What to do >>
a: Answer these questions from the text on the phrase "praise from Caesar":
(i) What is the full phrase usually?
(ii) Which publication from 1889 has the quotation that comes closer to the phrase's meaning?
(iii) According to the last paragraph, who was Caesar?
b: List every publication that the text on the phrase "praise from Caesar" cites, with its year.
c: Pick up the text on the phrase "praise from Caesar" after its last sentence and continue it.

Excerpted text >>
[Start of section]

What does the phrase "praise from Caesar" mean and where does it come from?
The full phrase is usually "Praise from Caesar is praise indeed".
The earliest I can find for the full phrase is 1903's The Smart Set: a Magazine of Cleverness, Volume 9:
The earliest I can find for the shorter phrase is 1876's Archaeologia Cantiana, Volume 10:
It is something to win praise from Caesar, and to have that praise echoed by Shakespeare, but if we may say amicus Caesar we must, as a scientific body, proclaim magis arnica Veritas, and confess that we have no trace of Caesar's ...
The next is closer to our phrase's meaning, from 1889's New Englander and Yale review: Volume 50:
This is the highest praise, and praise from Caesar, with no note of insularity.
It means someone has given you a very great compliment, typically in a situation where a compliment would be hard to earn. Caesar was the ruler of Rome and at the time one of the most powerful rulers in the world. To be complimented by him was one of the greatest honors possible, thus the current meaning.

[End of section]

Supplied entries >>

[Start of section]

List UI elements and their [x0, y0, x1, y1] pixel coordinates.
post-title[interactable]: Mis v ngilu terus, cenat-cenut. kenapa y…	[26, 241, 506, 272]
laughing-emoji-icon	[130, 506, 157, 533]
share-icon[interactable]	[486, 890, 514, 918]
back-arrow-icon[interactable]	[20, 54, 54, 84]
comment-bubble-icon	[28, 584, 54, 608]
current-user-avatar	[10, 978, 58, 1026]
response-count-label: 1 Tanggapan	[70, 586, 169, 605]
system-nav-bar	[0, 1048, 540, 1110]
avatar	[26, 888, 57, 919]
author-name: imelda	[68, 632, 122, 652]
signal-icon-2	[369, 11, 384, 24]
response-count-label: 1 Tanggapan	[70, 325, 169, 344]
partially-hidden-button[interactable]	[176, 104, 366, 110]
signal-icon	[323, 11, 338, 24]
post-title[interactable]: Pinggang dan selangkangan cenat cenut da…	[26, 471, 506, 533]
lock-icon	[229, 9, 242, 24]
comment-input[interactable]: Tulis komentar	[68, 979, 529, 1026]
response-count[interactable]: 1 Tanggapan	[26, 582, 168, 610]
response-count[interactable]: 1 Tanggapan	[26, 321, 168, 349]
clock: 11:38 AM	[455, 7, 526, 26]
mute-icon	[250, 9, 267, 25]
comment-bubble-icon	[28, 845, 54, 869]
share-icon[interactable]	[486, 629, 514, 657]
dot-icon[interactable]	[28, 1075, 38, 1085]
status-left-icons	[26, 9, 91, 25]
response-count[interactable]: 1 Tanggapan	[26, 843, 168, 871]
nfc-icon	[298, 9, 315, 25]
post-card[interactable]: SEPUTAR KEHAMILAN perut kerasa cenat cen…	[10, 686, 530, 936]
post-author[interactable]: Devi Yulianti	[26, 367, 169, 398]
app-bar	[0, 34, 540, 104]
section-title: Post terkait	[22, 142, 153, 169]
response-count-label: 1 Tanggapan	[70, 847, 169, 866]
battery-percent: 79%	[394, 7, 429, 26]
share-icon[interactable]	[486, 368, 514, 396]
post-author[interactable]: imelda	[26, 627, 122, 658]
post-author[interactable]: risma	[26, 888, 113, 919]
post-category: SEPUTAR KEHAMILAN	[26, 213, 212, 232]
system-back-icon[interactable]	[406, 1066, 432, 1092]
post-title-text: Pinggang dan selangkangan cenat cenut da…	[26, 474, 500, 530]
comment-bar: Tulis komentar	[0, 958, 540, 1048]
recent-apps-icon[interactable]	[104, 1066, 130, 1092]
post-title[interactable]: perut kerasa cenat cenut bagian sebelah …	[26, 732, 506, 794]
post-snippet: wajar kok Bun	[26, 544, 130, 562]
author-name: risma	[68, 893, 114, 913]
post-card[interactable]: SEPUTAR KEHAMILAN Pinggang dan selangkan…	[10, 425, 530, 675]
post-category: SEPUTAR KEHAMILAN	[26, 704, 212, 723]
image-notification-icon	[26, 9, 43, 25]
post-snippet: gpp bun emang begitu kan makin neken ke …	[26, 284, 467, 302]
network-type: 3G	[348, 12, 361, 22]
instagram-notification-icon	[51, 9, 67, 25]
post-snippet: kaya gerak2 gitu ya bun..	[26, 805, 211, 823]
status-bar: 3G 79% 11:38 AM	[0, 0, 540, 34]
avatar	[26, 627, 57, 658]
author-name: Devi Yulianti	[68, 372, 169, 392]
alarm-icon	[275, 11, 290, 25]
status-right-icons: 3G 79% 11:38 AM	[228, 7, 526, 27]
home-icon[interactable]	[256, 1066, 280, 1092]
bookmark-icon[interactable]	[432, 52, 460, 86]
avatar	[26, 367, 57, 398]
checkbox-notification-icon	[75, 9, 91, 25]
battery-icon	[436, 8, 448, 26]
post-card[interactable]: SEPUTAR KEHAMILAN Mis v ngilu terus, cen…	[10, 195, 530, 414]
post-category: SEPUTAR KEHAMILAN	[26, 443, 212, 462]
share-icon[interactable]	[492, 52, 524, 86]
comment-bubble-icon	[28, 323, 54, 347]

[End of section]

Results for the exercise >>
a:
(i) "Praise from Caesar is praise indeed."
(ii) New Englander and Yale review, Volume 50.
(iii) The ruler of Rome and, at the time, one of the most powerful rulers in the world.

b:
- The Smart Set: a Magazine of Cleverness, Volume 9 (1903)
- Archaeologia Cantiana, Volume 10 (1876)
- New Englander and Yale review, Volume 50 (1889)

c:
Praise from Caesar means praise on an action from the top person in that field.
Michael Jordan praising your basketball technique. Albert Einstein praising your scientific ability Pavarotti praise singing Etc Etc
After a battle Ceasar looked around and noticed an old Centerian, all bloodied, but still standing. He expressed his admiration for the old warrior's prowess. That's the praise you're talking about, when a young genuis compliments an old master.